§ Your goal:
Write out the listing below without alteration, omitting its pictures.

-=-=-=-=-

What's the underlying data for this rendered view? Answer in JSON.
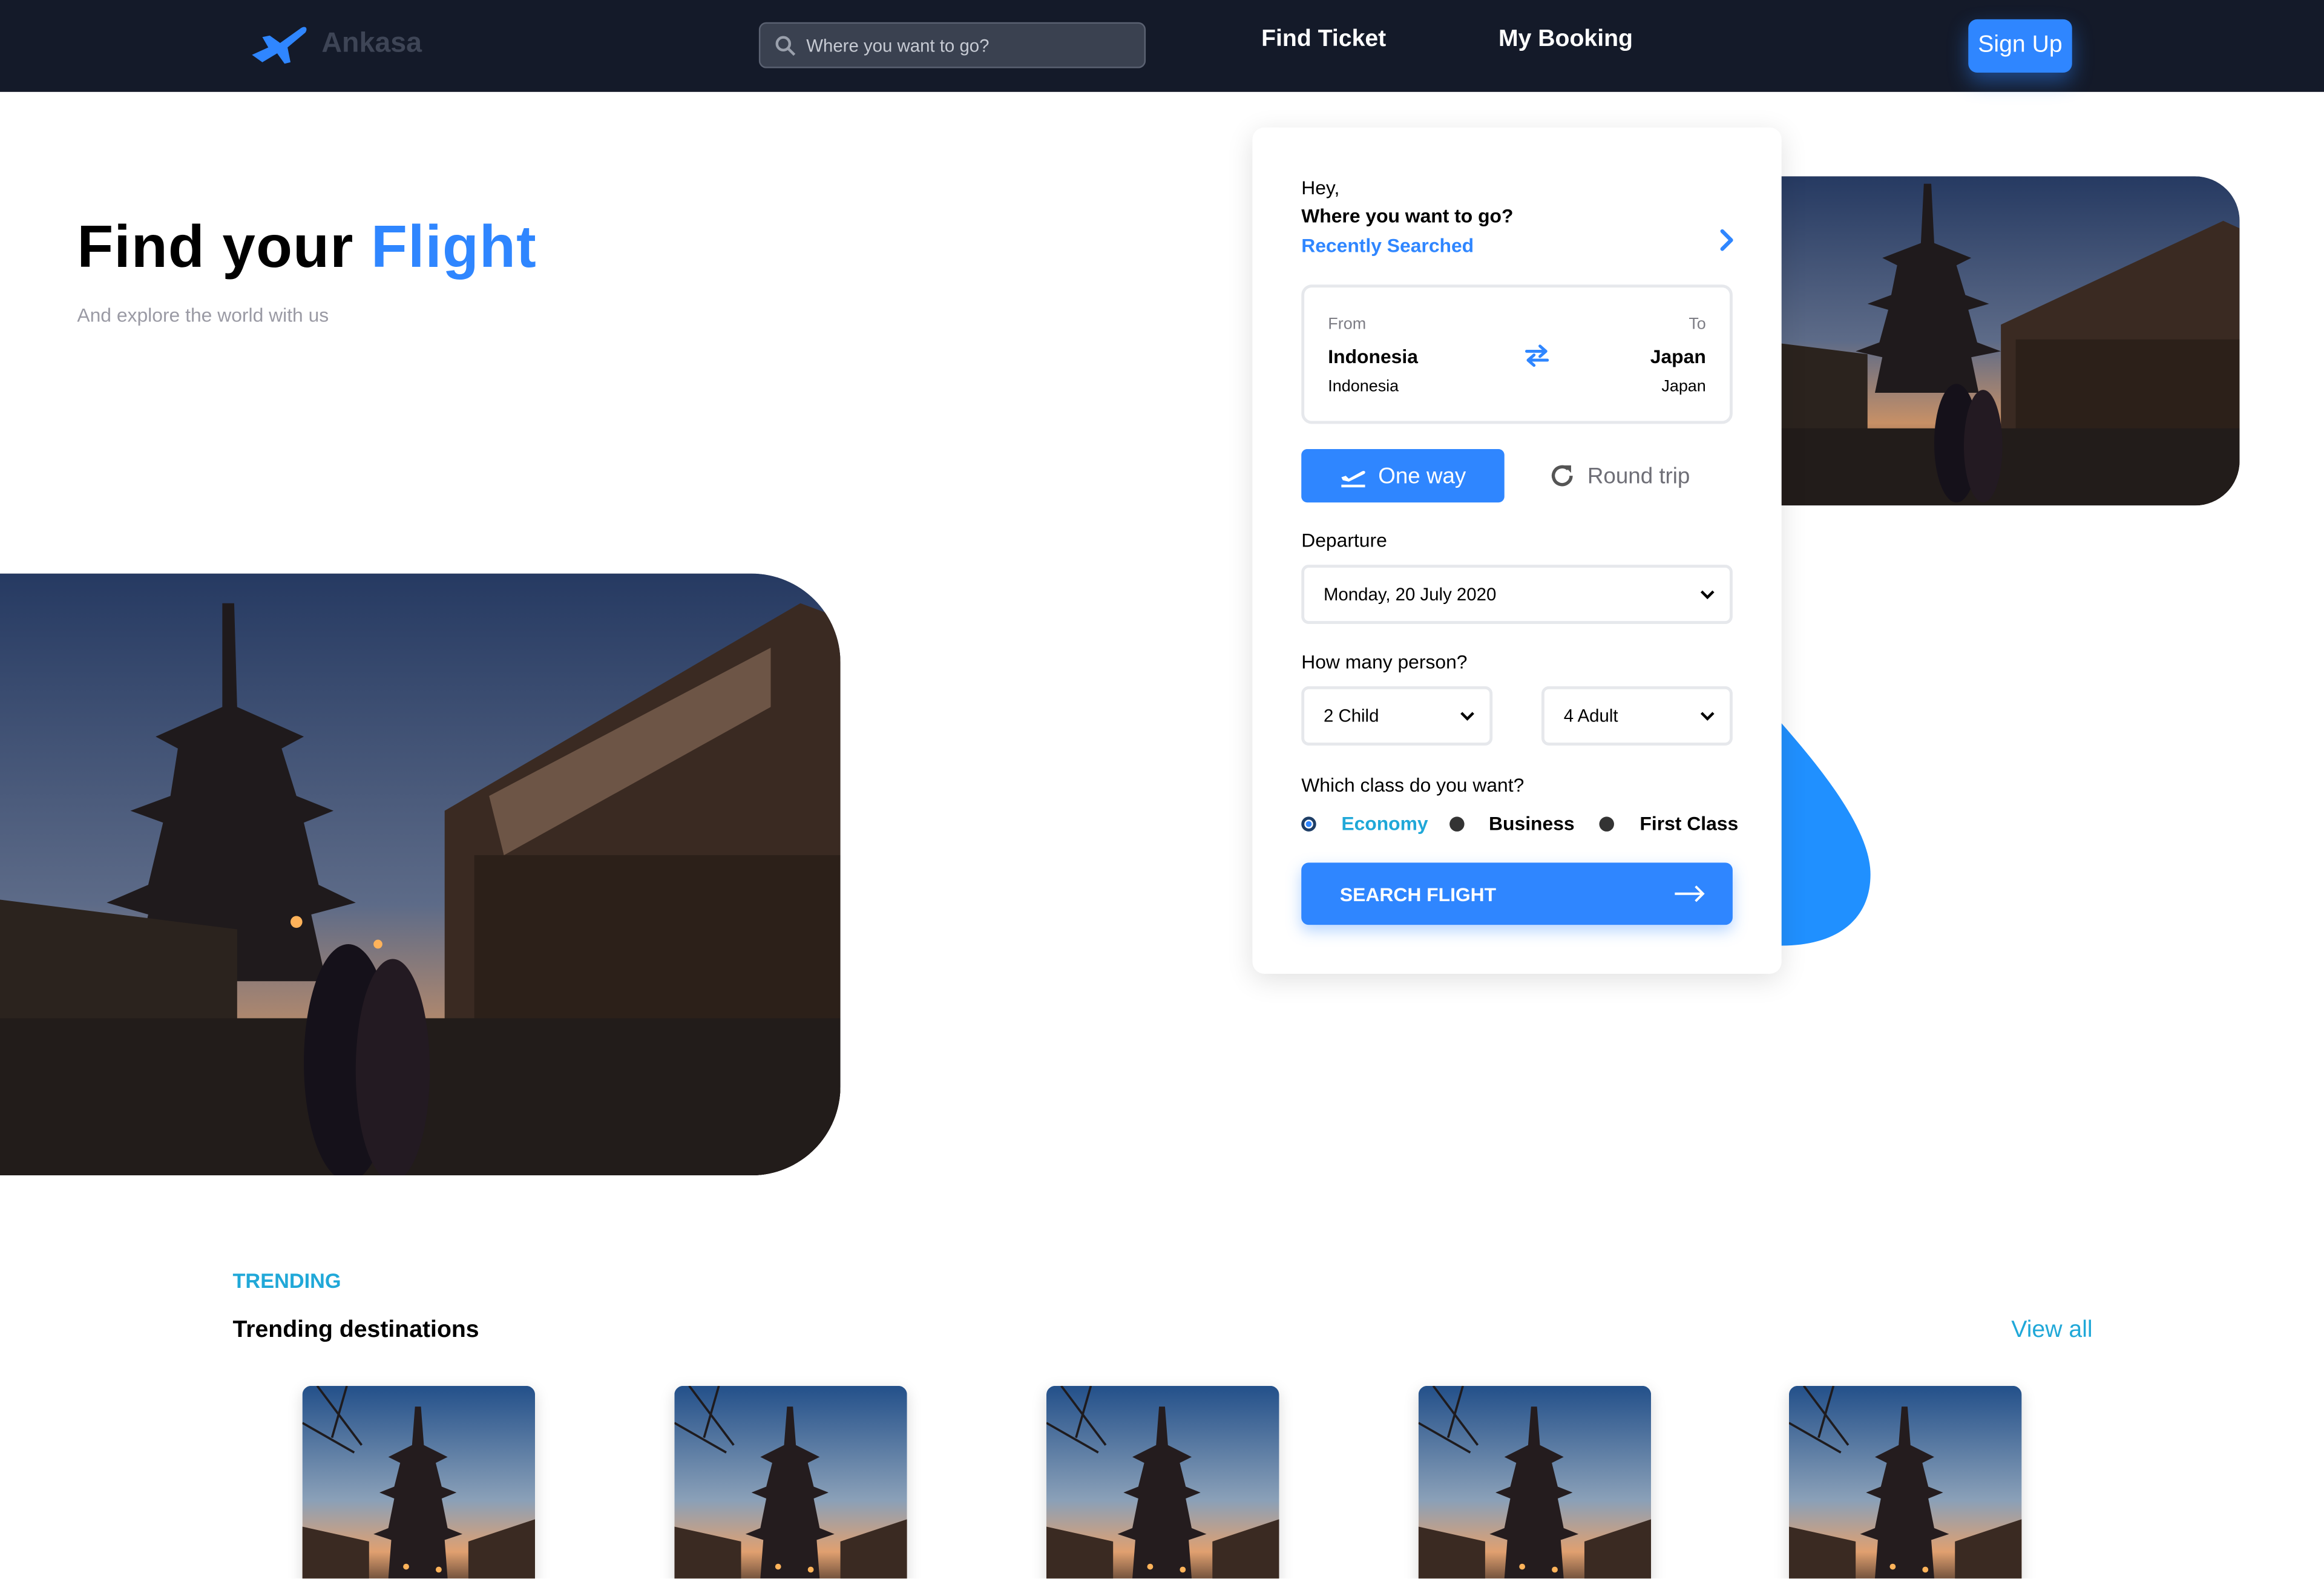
{
  "header": {
    "brand": "Ankasa",
    "search_placeholder": "Where you want to go?",
    "nav": [
      "Find Ticket",
      "My Booking"
    ],
    "signup_label": "Sign Up"
  },
  "hero": {
    "title_prefix": "Find your ",
    "title_accent": "Flight",
    "subtitle": "And explore the world with us"
  },
  "booking": {
    "greeting": "Hey,",
    "question": "Where you want to go?",
    "recently": "Recently Searched",
    "from_label": "From",
    "to_label": "To",
    "from_city": "Indonesia",
    "from_country": "Indonesia",
    "to_city": "Japan",
    "to_country": "Japan",
    "trip_one": "One way",
    "trip_round": "Round trip",
    "departure_label": "Departure",
    "departure_value": "Monday, 20 July 2020",
    "person_label": "How many person?",
    "child_value": "2 Child",
    "adult_value": "4 Adult",
    "class_label": "Which class do you want?",
    "classes": [
      "Economy",
      "Business",
      "First Class"
    ],
    "selected_class": "Economy",
    "search_button": "SEARCH FLIGHT"
  },
  "trending": {
    "kicker": "TRENDING",
    "title": "Trending destinations",
    "view_all": "View all",
    "card_count": 5
  },
  "colors": {
    "accent": "#2f86ff",
    "teal": "#20a8d8",
    "header_bg": "#141a29"
  }
}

-=-=-=-=-

§ Correct output:
What's the underlying data for this rendered view? Answer in JSON.
{
  "header": {
    "brand": "Ankasa",
    "search_placeholder": "Where you want to go?",
    "nav": [
      "Find Ticket",
      "My Booking"
    ],
    "signup_label": "Sign Up"
  },
  "hero": {
    "title_prefix": "Find your ",
    "title_accent": "Flight",
    "subtitle": "And explore the world with us"
  },
  "booking": {
    "greeting": "Hey,",
    "question": "Where you want to go?",
    "recently": "Recently Searched",
    "from_label": "From",
    "to_label": "To",
    "from_city": "Indonesia",
    "from_country": "Indonesia",
    "to_city": "Japan",
    "to_country": "Japan",
    "trip_one": "One way",
    "trip_round": "Round trip",
    "departure_label": "Departure",
    "departure_value": "Monday, 20 July 2020",
    "person_label": "How many person?",
    "child_value": "2 Child",
    "adult_value": "4 Adult",
    "class_label": "Which class do you want?",
    "classes": [
      "Economy",
      "Business",
      "First Class"
    ],
    "selected_class": "Economy",
    "search_button": "SEARCH FLIGHT"
  },
  "trending": {
    "kicker": "TRENDING",
    "title": "Trending destinations",
    "view_all": "View all",
    "card_count": 5
  },
  "colors": {
    "accent": "#2f86ff",
    "teal": "#20a8d8",
    "header_bg": "#141a29"
  }
}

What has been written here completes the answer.